[Saved data entries]
"""

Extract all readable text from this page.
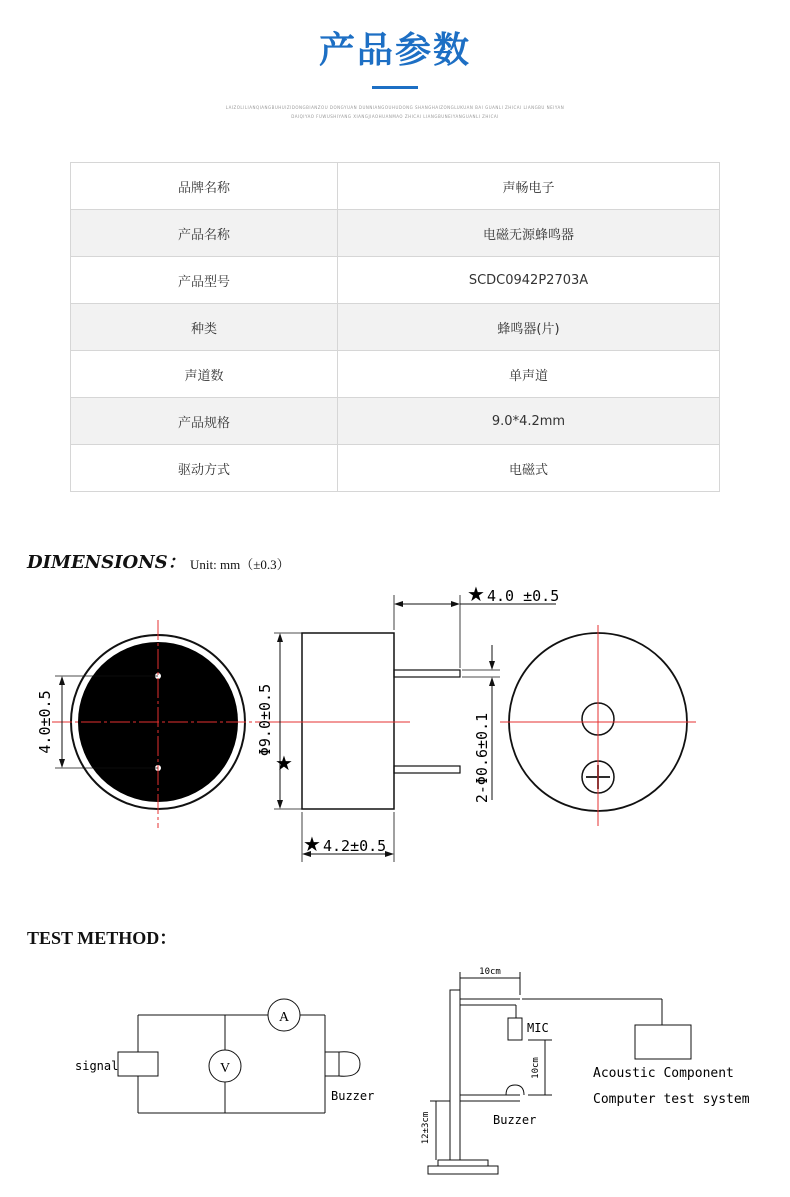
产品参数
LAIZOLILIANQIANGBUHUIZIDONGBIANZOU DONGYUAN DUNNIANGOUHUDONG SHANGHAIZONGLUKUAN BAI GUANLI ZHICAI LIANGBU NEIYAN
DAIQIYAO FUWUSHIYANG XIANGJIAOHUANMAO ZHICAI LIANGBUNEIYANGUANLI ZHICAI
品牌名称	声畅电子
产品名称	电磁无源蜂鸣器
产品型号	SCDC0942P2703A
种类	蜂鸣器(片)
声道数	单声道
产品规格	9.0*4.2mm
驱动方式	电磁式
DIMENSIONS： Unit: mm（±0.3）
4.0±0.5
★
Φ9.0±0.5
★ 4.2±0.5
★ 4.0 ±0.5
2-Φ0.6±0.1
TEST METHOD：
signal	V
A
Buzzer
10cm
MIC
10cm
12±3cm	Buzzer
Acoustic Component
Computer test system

"""
"""

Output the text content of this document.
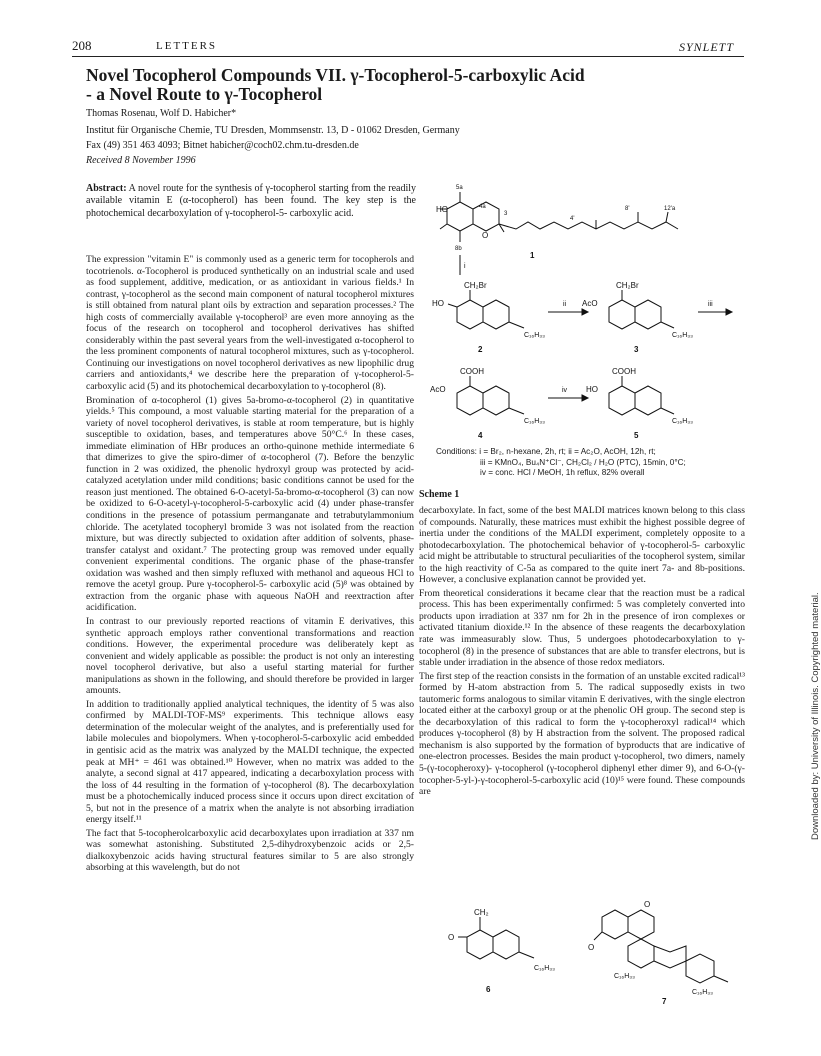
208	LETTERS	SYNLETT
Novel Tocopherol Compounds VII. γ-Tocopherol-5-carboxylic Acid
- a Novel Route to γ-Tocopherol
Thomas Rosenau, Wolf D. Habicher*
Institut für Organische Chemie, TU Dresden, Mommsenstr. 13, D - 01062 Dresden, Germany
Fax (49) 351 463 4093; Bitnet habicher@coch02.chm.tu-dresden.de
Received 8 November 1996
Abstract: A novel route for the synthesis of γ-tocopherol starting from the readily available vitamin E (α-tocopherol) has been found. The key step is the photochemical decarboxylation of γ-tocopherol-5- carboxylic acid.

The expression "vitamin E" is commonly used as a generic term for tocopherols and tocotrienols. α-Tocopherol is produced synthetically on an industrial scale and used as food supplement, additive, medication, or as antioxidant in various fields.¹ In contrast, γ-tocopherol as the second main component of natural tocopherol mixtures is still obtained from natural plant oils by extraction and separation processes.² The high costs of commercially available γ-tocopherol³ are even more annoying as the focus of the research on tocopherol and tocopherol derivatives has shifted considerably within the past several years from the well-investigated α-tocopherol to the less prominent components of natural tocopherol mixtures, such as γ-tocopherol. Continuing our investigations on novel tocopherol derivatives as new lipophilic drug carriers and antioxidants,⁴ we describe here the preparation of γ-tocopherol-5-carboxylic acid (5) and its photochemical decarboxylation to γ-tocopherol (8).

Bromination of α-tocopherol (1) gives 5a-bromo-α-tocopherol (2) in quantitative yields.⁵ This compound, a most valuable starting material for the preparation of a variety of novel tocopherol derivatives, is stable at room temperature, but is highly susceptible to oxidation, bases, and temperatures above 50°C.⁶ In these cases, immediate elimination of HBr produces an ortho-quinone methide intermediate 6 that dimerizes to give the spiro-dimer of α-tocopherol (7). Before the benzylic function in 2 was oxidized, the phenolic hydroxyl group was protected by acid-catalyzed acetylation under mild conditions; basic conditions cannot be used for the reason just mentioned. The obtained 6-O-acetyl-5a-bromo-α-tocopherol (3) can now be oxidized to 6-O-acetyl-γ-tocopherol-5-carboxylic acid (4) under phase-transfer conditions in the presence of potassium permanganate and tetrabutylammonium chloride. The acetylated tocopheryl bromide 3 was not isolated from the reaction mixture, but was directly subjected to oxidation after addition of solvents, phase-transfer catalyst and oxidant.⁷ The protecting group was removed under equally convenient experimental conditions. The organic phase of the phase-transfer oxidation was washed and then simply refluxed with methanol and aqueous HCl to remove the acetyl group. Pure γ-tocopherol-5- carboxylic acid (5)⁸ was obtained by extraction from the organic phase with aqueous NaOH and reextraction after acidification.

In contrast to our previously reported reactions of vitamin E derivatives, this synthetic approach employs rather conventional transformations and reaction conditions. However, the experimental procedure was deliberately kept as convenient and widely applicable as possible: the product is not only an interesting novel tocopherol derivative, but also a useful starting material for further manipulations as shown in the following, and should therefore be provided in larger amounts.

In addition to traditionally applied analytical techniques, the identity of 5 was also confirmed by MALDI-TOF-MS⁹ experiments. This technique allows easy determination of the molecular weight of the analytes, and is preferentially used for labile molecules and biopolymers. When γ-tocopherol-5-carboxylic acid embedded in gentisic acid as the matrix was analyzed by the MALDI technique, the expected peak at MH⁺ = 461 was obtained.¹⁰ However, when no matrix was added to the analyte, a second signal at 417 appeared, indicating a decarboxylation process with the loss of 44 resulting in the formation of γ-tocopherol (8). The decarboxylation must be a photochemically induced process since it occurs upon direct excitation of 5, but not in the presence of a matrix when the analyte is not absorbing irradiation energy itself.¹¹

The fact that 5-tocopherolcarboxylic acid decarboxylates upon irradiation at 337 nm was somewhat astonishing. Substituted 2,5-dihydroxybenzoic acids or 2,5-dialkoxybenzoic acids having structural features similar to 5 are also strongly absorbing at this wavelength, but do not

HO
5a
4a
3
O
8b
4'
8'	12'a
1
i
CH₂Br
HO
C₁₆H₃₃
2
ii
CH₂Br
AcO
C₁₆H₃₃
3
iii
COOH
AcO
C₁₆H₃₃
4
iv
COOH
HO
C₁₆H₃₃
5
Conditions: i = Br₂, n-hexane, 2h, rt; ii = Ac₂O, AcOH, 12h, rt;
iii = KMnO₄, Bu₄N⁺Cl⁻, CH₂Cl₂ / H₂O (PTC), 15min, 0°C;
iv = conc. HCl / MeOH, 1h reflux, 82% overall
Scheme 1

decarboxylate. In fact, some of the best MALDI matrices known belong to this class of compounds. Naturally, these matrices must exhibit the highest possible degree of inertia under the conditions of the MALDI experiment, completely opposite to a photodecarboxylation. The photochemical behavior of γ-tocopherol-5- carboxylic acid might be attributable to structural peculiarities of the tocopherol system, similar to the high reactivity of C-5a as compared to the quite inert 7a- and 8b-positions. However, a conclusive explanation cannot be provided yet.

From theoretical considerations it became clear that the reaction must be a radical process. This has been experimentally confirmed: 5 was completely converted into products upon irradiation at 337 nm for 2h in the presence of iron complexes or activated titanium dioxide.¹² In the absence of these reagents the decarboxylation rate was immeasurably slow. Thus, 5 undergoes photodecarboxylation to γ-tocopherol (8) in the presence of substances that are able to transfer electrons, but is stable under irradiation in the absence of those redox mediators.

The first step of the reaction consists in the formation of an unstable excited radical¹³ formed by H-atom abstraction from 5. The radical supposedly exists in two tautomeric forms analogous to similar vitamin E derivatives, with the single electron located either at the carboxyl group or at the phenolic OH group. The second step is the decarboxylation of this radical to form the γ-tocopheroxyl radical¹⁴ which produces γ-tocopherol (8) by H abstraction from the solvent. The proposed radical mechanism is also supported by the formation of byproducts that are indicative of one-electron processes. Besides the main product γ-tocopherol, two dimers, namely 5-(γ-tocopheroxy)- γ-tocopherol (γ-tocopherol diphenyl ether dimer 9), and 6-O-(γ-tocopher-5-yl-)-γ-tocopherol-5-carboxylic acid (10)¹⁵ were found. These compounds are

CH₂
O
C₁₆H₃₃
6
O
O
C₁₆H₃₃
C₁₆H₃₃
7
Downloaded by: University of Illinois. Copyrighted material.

"""

▸ TASK BRIEF
From the data above, copy out every line with the string "possible" in it.

▸ FINAL RESULT
In contrast to our previously reported reactions of vitamin E derivatives, this synthetic approach employs rather conventional transformations and reaction conditions. However, the experimental procedure was deliberately kept as convenient and widely applicable as possible: the product is not only an interesting novel tocopherol derivative, but also a useful starting material for further manipulations as shown in the following, and should therefore be provided in larger amounts.
decarboxylate. In fact, some of the best MALDI matrices known belong to this class of compounds. Naturally, these matrices must exhibit the highest possible degree of inertia under the conditions of the MALDI experiment, completely opposite to a photodecarboxylation. The photochemical behavior of γ-tocopherol-5- carboxylic acid might be attributable to structural peculiarities of the tocopherol system, similar to the high reactivity of C-5a as compared to the quite inert 7a- and 8b-positions. However, a conclusive explanation cannot be provided yet.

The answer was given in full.